=== Material to process ===
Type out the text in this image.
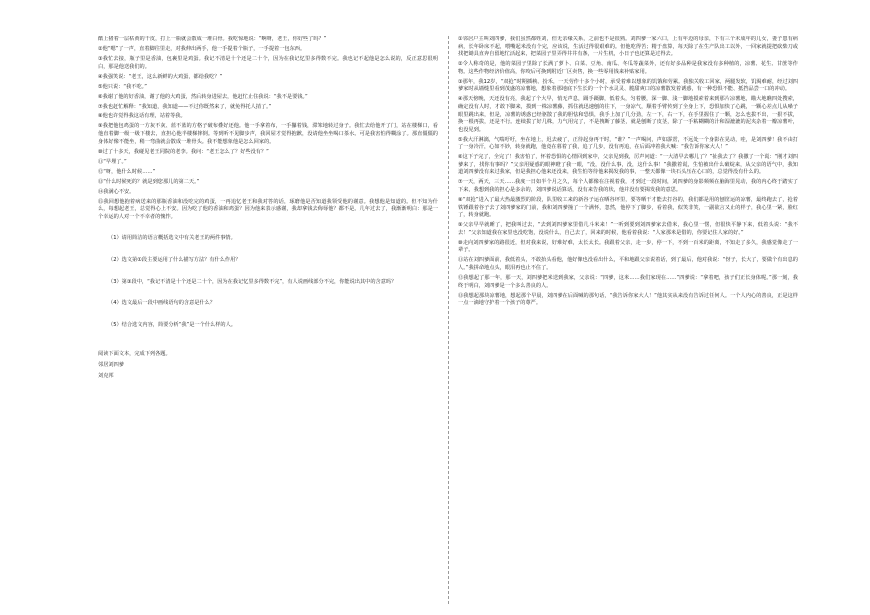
酷上猪着一层枯黄的干皮，打上一瓶就会散成一堆白骨。我吃惊地说：“啊呀，老王，你好些了吗？”

②他“嗯”了一声，直着脚往里走，对我伸出两手，他一手提着个瓶子，一手提着一包东西。

③我忙去接，瓶子里是香油，包裹里是鸡蛋。我记不清是十个还是二十个，因为在我记忆里多得数不完。我也记不起他是怎么说的，反正意思很明白，那是他送我们的。

④我强笑说：“老王，这么新鲜的大鸡蛋，都给我吃？”

⑤他只说：“我不吃。”

⑥我谢了他的好香油，谢了他的大鸡蛋，然后转身进屋去，他赶忙止住我说：“我不是要钱。”

⑦我也赶忙解释：“我知道，我知道——不过你既然来了，就免得托人捎了。”

⑧他也许觉得我这话有理，站着等我。

⑨我把他包鸡蛋的一方灰不灰、蓝不蓝的方格子破布叠好还他。他一手拿着布，一手攥着钱，滞笨地转过身子。我忙去给他开了门，站在楼梯口，看他直着脚一级一级下楼去，直担心他半楼梯摔倒。等到听不见脚步声，我回屋才觉得抱歉，没请他坐坐喝口茶水。可是我害怕得糊涂了。那直僵僵的身体好像不能坐，稍一弯曲就会散成一堆骨头。我不能想象他是怎么回家的。

⑩过了十多天，我碰见老王同院的老李。我问：“老王怎么了？好些没有？”

⑪“早埋了。”

⑫“呀，他什么时候……”

⑬“什么时候死的？就是到您那儿的第二天。”

⑭我满心不安。

⑮我回想他抱着病送来的那瓶香油和没吃完的鸡蛋，一再追忆老王和我对答的话，琢磨他是否知道我领受他的谢意。我想他是知道的。但不知为什么，每想起老王，总觉得心上不安。因为吃了他的香油和鸡蛋？因为他来表示感谢，我却拿钱去侮辱他？都不是。几年过去了，我渐渐明白：那是一个幸运的人对一个不幸者的愧怍。

（1）请用简洁的语言概括选文中有关老王的两件事情。

（2）选文第①段主要运用了什么描写方法？有什么作用？

（3）第③段中，“我记不清是十个还是二十个，因为在我记忆里多得数不完”，有人说画线部分不完，你能说出其中的含意吗？

（4）选文最后一段中画线语句的含意是什么？

（5）结合选文内容，简要分析“我”是一个什么样的人。

阅读下面文本，完成下列各题。

邻居刘四爹

刘克邦

①邻居户主叫刘四爹，我们虽然都姓刘，但无亲缘关系，之前也不是很熟。刘四爹一家六口，上有年迈的母亲，下有三个未成年的儿女，妻子患有病病，长年卧床不起，喂嘴起米没有个完，应该说，生活过得很艰难的。但他吃得苦；精于盘算，每天除了在生产队出工以外，一回家就提把砍柴刀或找把锄具直奔自留地忙活起来，把菜园子里弄得井井有条，一片生机，小日子也还算是过得去。

②令人称奇的是，他的菜园子里除了长满了萝卜、白菜、豆角、南瓜、冬瓜等蔬菜外，还有好多品种是我家没有多种植的，凉薯、花生、甘蔗等作物。这些作物经济价值高，你咬后可换到附近厂区卖售，换一些零用钱来补贴家用。

③那年，我12岁，“双抢”时期插秧、扮禾，一天劳作十多个小时，承受着难以想象的饥饿和劳累。我独关收工回家，两腿发软，饥渴难耐，经过刘四爹家时从墙缝里看到茂盛的凉薯地，想象着那地底下生长的一个个水灵灵、脆甜爽口的凉薯散发着诱惑，有一种恐惧不能、抵挡品尝一口的冲动。

④那天傍晚，天还没有亮，我起了个大早，悄无声息，蹑手蹑脚，低着头，匀着腰，深一脚、浅一脚地摸索着来到那片凉薯地，瞄大地瞧四处搜索，确定没有人时，才敢下脚来，摸到一株凉薯藤，抓住就迅速刨的往下，一身凉气，顺着手臂传到了全身上下，恐惧加快了心跳，一颗心差点儿从嗓子眼里跳出来，但是，凉薯的诱惑已经驱散了我的胆怯和恐惧，我手上加了几分劲，左一下，右一下，在手里握住了一颗，怎么也拔不出，一狠不拔，换一根再拔，还是不行。连续拔了好几株，力气用完了，不是拽断了藤茎，就是刨断了皮茎，除了一手粘糊糊的汁和湿漉漉的泥夹杂着一瓣凉薯叶，也没见到。

⑤我大汗淋漓，气喘吁吁，坐在地上，迟去疲了，正待起身再干时，“谁？”一声喝问，声如霹雳，不远处一个身影在晃动，哇，是刘四爹！我不由打了一身冷汗，心如不妙，转身就跑，他竟在暮着了我，追了几步，没有再追，在后面冲着我大喊：“我告诉你家大人！”

⑥这下子完了，全完了！我害怕了，怀着恐惧的心情回到家中，父亲见到我，厉声问道：“一大清早去哪儿了？”扯我去了？我撒了一个谎：“刚才刘四爹来了，找你有事吗？”父亲用疑惑的眼神瞪了我一眼，“没，没什么事，没，这什么事！”我撒着谎，生怕被出什么破绽来，从父亲的语气中，我知道刘四爹没有来过我家，但是我担心他来还没来，我生怕等待他来揭发我的事，一整天都像一块石头压在心口的，总觉得没有什么的。

⑦一天，两天，三天……我度一日如半个月之久，每个人都像在注视着我，才到过一段时间，刘四爹的身影频频在脑海里晃动，我的内心终于踏实了下来，我想到我的担心是多余的，刘四爹说话算话，没有来告我的状，他并没有要揭发我的意思。

⑧“双抢”进入了最大热最激烈的阶段，队里收工来的新谷子运在晒谷坪里，要等晒干才能去打谷的，我们都是用的刨筐运的凉薯，最终跑去了，抢着铁锤跟着谷子去了刘四爹家的门前，我和刘四爹撞了一个满怀，忽然，他停下了脚步，看着我，似笑非笑，一副欲言又止的样子，我心里一紧，脸红了，转身就跑。

⑨父亲早早就睡了，把我叫过去，“去到刘四爹家里借几斗米来！”一听到要到刘四爹家去借米，我心里一愣，但很快平静下来，低着头说：“我不去！”父亲知道我在家里也没吃饱，没说什么，自己去了，回来的时候，他看着我说：“人家那米是借的，你要记住人家的好。”

⑩走向刘四爹家的路很近，但对我来说，好难好难，太长太长。我跟着父亲，走一步，停一下，不到一百米的距离，不知走了多久，我感觉像走了一辈子。

⑪站在刘四爹面前，我低着头，不敢抬头看他，他好像也没看出什么，平和地跟父亲说着话，到了最后，他对我说：“伢子，长大了，要做个有出息的人。”我拼命地点头，眼泪再也止不住了。

⑫我想起了那一年，那一天，刘四爹把米送到我家，父亲说：“四爹，这米……我们家现在……”四爹说：“拿着吧，孩子们正长身体呢。”那一刻，我终于明白，刘四爹是一个多么善良的人。

⑬我想起那块凉薯地，想起那个早晨，刘四爹在后面喊的那句话，“我告诉你家大人！”他其实从来没有告诉过任何人。一个人内心的善良，正是这样一点一滴地守护着一个孩子的尊严。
===
§ **The request**
Restate the whole listing above exactly, please, omitting every image.

§ **Full solution**
Type out the text in this image.
酷上猪着一层枯黄的干皮，打上一瓶就会散成一堆白骨。我吃惊地说：“啊呀，老王，你好些了吗？”

②他“嗯”了一声，直着脚往里走，对我伸出两手，他一手提着个瓶子，一手提着一包东西。

③我忙去接，瓶子里是香油，包裹里是鸡蛋。我记不清是十个还是二十个，因为在我记忆里多得数不完。我也记不起他是怎么说的，反正意思很明白，那是他送我们的。

④我强笑说：“老王，这么新鲜的大鸡蛋，都给我吃？”

⑤他只说：“我不吃。”

⑥我谢了他的好香油，谢了他的大鸡蛋，然后转身进屋去，他赶忙止住我说：“我不是要钱。”

⑦我也赶忙解释：“我知道，我知道——不过你既然来了，就免得托人捎了。”

⑧他也许觉得我这话有理，站着等我。

⑨我把他包鸡蛋的一方灰不灰、蓝不蓝的方格子破布叠好还他。他一手拿着布，一手攥着钱，滞笨地转过身子。我忙去给他开了门，站在楼梯口，看他直着脚一级一级下楼去，直担心他半楼梯摔倒。等到听不见脚步声，我回屋才觉得抱歉，没请他坐坐喝口茶水。可是我害怕得糊涂了。那直僵僵的身体好像不能坐，稍一弯曲就会散成一堆骨头。我不能想象他是怎么回家的。

⑩过了十多天，我碰见老王同院的老李。我问：“老王怎么了？好些没有？”

⑪“早埋了。”

⑫“呀，他什么时候……”

⑬“什么时候死的？就是到您那儿的第二天。”

⑭我满心不安。

⑮我回想他抱着病送来的那瓶香油和没吃完的鸡蛋，一再追忆老王和我对答的话，琢磨他是否知道我领受他的谢意。我想他是知道的。但不知为什么，每想起老王，总觉得心上不安。因为吃了他的香油和鸡蛋？因为他来表示感谢，我却拿钱去侮辱他？都不是。几年过去了，我渐渐明白：那是一个幸运的人对一个不幸者的愧怍。

（1）请用简洁的语言概括选文中有关老王的两件事情。

（2）选文第①段主要运用了什么描写方法？有什么作用？

（3）第③段中，“我记不清是十个还是二十个，因为在我记忆里多得数不完”，有人说画线部分不完，你能说出其中的含意吗？

（4）选文最后一段中画线语句的含意是什么？

（5）结合选文内容，简要分析“我”是一个什么样的人。

阅读下面文本，完成下列各题。

邻居刘四爹

刘克邦

①邻居户主叫刘四爹，我们虽然都姓刘，但无亲缘关系，之前也不是很熟。刘四爹一家六口，上有年迈的母亲，下有三个未成年的儿女，妻子患有病病，长年卧床不起，喂嘴起米没有个完，应该说，生活过得很艰难的。但他吃得苦；精于盘算，每天除了在生产队出工以外，一回家就提把砍柴刀或找把锄具直奔自留地忙活起来，把菜园子里弄得井井有条，一片生机，小日子也还算是过得去。

②令人称奇的是，他的菜园子里除了长满了萝卜、白菜、豆角、南瓜、冬瓜等蔬菜外，还有好多品种是我家没有多种植的，凉薯、花生、甘蔗等作物。这些作物经济价值高，你咬后可换到附近厂区卖售，换一些零用钱来补贴家用。

③那年，我12岁，“双抢”时期插秧、扮禾，一天劳作十多个小时，承受着难以想象的饥饿和劳累。我独关收工回家，两腿发软，饥渴难耐，经过刘四爹家时从墙缝里看到茂盛的凉薯地，想象着那地底下生长的一个个水灵灵、脆甜爽口的凉薯散发着诱惑，有一种恐惧不能、抵挡品尝一口的冲动。

④那天傍晚，天还没有亮，我起了个大早，悄无声息，蹑手蹑脚，低着头，匀着腰，深一脚、浅一脚地摸索着来到那片凉薯地，瞄大地瞧四处搜索，确定没有人时，才敢下脚来，摸到一株凉薯藤，抓住就迅速刨的往下，一身凉气，顺着手臂传到了全身上下，恐惧加快了心跳，一颗心差点儿从嗓子眼里跳出来，但是，凉薯的诱惑已经驱散了我的胆怯和恐惧，我手上加了几分劲，左一下，右一下，在手里握住了一颗，怎么也拔不出，一狠不拔，换一根再拔，还是不行。连续拔了好几株，力气用完了，不是拽断了藤茎，就是刨断了皮茎，除了一手粘糊糊的汁和湿漉漉的泥夹杂着一瓣凉薯叶，也没见到。

⑤我大汗淋漓，气喘吁吁，坐在地上，迟去疲了，正待起身再干时，“谁？”一声喝问，声如霹雳，不远处一个身影在晃动，哇，是刘四爹！我不由打了一身冷汗，心如不妙，转身就跑，他竟在暮着了我，追了几步，没有再追，在后面冲着我大喊：“我告诉你家大人！”

⑥这下子完了，全完了！我害怕了，怀着恐惧的心情回到家中，父亲见到我，厉声问道：“一大清早去哪儿了？”扯我去了？我撒了一个谎：“刚才刘四爹来了，找你有事吗？”父亲用疑惑的眼神瞪了我一眼，“没，没什么事，没，这什么事！”我撒着谎，生怕被出什么破绽来，从父亲的语气中，我知道刘四爹没有来过我家，但是我担心他来还没来，我生怕等待他来揭发我的事，一整天都像一块石头压在心口的，总觉得没有什么的。

⑦一天，两天，三天……我度一日如半个月之久，每个人都像在注视着我，才到过一段时间，刘四爹的身影频频在脑海里晃动，我的内心终于踏实了下来，我想到我的担心是多余的，刘四爹说话算话，没有来告我的状，他并没有要揭发我的意思。

⑧“双抢”进入了最大热最激烈的阶段，队里收工来的新谷子运在晒谷坪里，要等晒干才能去打谷的，我们都是用的刨筐运的凉薯，最终跑去了，抢着铁锤跟着谷子去了刘四爹家的门前，我和刘四爹撞了一个满怀，忽然，他停下了脚步，看着我，似笑非笑，一副欲言又止的样子，我心里一紧，脸红了，转身就跑。

⑨父亲早早就睡了，把我叫过去，“去到刘四爹家里借几斗米来！”一听到要到刘四爹家去借米，我心里一愣，但很快平静下来，低着头说：“我不去！”父亲知道我在家里也没吃饱，没说什么，自己去了，回来的时候，他看着我说：“人家那米是借的，你要记住人家的好。”

⑩走向刘四爹家的路很近，但对我来说，好难好难，太长太长。我跟着父亲，走一步，停一下，不到一百米的距离，不知走了多久，我感觉像走了一辈子。

⑪站在刘四爹面前，我低着头，不敢抬头看他，他好像也没看出什么，平和地跟父亲说着话，到了最后，他对我说：“伢子，长大了，要做个有出息的人。”我拼命地点头，眼泪再也止不住了。

⑫我想起了那一年，那一天，刘四爹把米送到我家，父亲说：“四爹，这米……我们家现在……”四爹说：“拿着吧，孩子们正长身体呢。”那一刻，我终于明白，刘四爹是一个多么善良的人。

⑬我想起那块凉薯地，想起那个早晨，刘四爹在后面喊的那句话，“我告诉你家大人！”他其实从来没有告诉过任何人。一个人内心的善良，正是这样一点一滴地守护着一个孩子的尊严。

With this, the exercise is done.